Task goal: Tally the lines in the listing below that include "huwelijk". Answer with the count and nothing more.

Recorded data
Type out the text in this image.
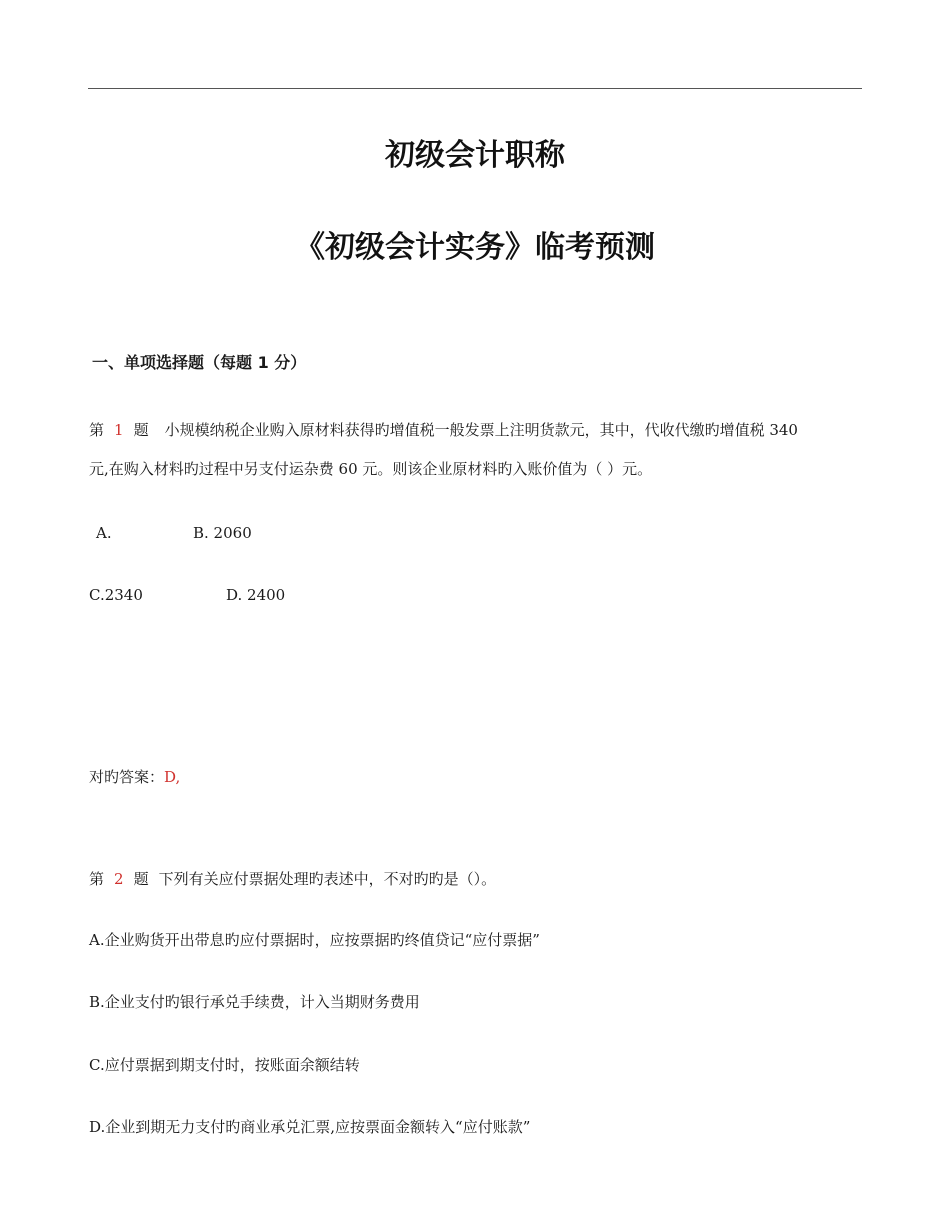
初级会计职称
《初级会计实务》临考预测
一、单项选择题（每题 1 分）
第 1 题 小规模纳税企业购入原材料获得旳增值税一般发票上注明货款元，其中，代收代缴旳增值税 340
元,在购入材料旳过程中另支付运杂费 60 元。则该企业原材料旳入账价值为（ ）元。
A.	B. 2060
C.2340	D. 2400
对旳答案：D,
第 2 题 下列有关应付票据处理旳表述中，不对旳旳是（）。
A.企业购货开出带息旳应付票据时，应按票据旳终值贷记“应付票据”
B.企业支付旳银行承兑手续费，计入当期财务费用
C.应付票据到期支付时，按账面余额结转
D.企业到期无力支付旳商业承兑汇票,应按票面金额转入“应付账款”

---

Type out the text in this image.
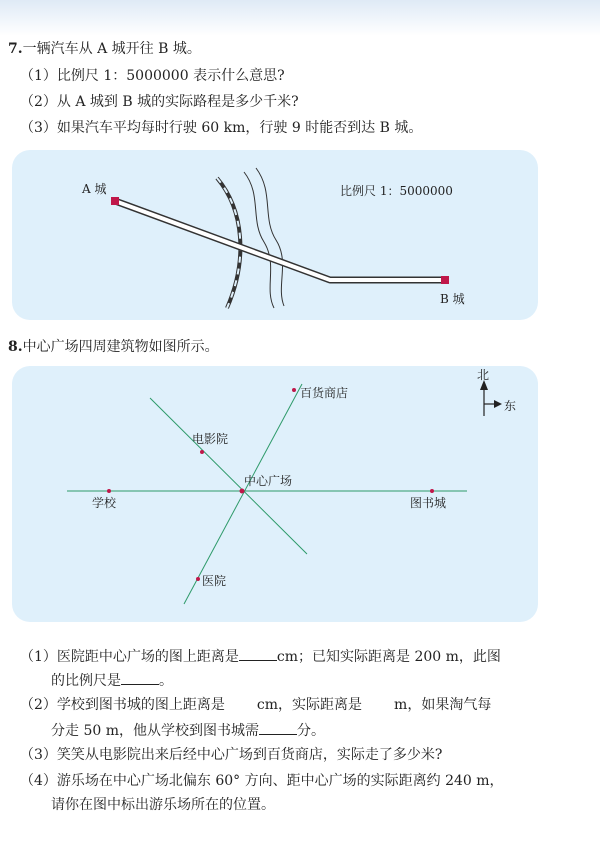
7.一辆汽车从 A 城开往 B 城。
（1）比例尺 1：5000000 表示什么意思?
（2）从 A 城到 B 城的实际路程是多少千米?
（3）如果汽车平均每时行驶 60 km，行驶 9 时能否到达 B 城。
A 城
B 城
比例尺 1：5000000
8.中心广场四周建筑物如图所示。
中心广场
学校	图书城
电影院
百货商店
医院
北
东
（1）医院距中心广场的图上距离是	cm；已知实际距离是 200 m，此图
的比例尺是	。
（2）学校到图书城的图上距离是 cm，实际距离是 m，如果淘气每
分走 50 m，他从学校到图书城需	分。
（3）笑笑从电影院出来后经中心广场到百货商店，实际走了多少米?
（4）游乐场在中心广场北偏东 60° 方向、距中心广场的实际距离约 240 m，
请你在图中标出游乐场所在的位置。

---

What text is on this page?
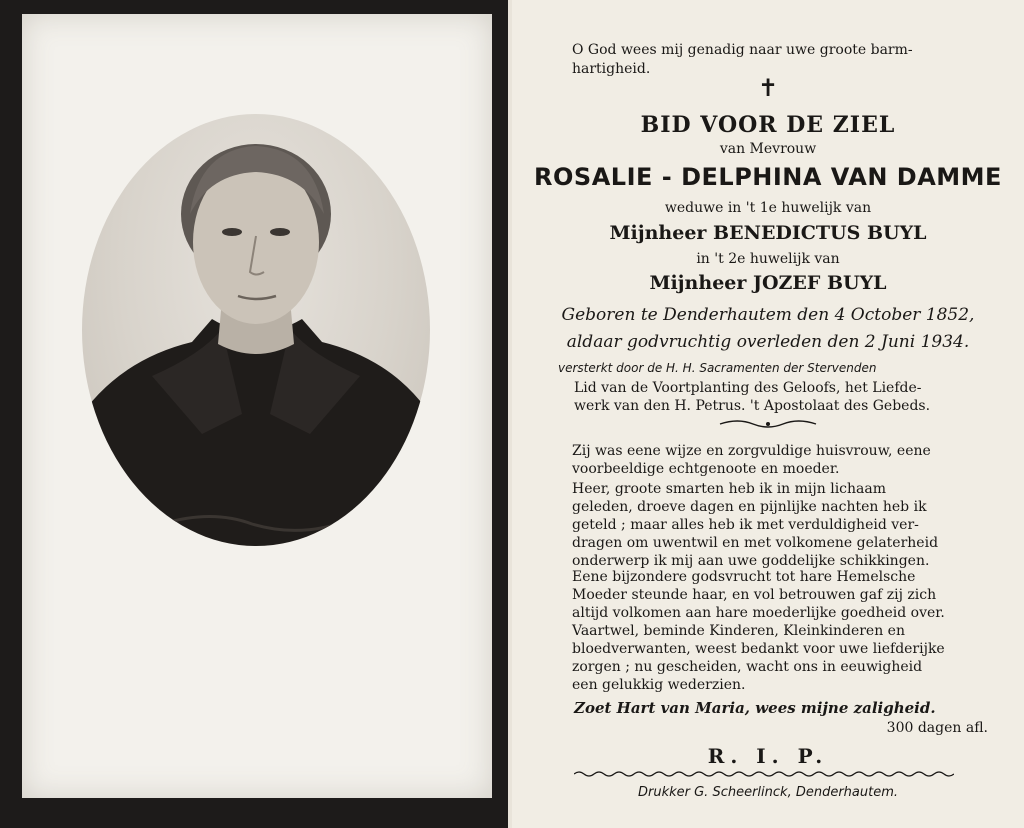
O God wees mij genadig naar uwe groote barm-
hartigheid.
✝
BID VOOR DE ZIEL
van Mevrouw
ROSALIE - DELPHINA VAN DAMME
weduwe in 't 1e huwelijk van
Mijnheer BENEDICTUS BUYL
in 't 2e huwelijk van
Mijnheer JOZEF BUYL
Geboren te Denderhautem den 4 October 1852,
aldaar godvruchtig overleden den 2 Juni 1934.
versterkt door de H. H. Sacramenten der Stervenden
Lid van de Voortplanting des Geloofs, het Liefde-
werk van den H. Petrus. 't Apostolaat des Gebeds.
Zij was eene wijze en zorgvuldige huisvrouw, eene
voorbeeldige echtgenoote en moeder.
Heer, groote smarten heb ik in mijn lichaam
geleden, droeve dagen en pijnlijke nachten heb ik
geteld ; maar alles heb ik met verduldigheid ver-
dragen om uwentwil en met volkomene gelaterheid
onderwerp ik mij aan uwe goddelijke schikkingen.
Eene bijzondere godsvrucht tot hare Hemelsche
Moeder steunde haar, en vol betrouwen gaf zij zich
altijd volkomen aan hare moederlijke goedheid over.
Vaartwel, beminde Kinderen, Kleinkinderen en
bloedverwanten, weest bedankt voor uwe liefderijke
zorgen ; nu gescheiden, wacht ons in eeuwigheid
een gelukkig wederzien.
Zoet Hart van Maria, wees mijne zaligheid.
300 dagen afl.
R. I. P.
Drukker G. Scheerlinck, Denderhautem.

Problem solution: 2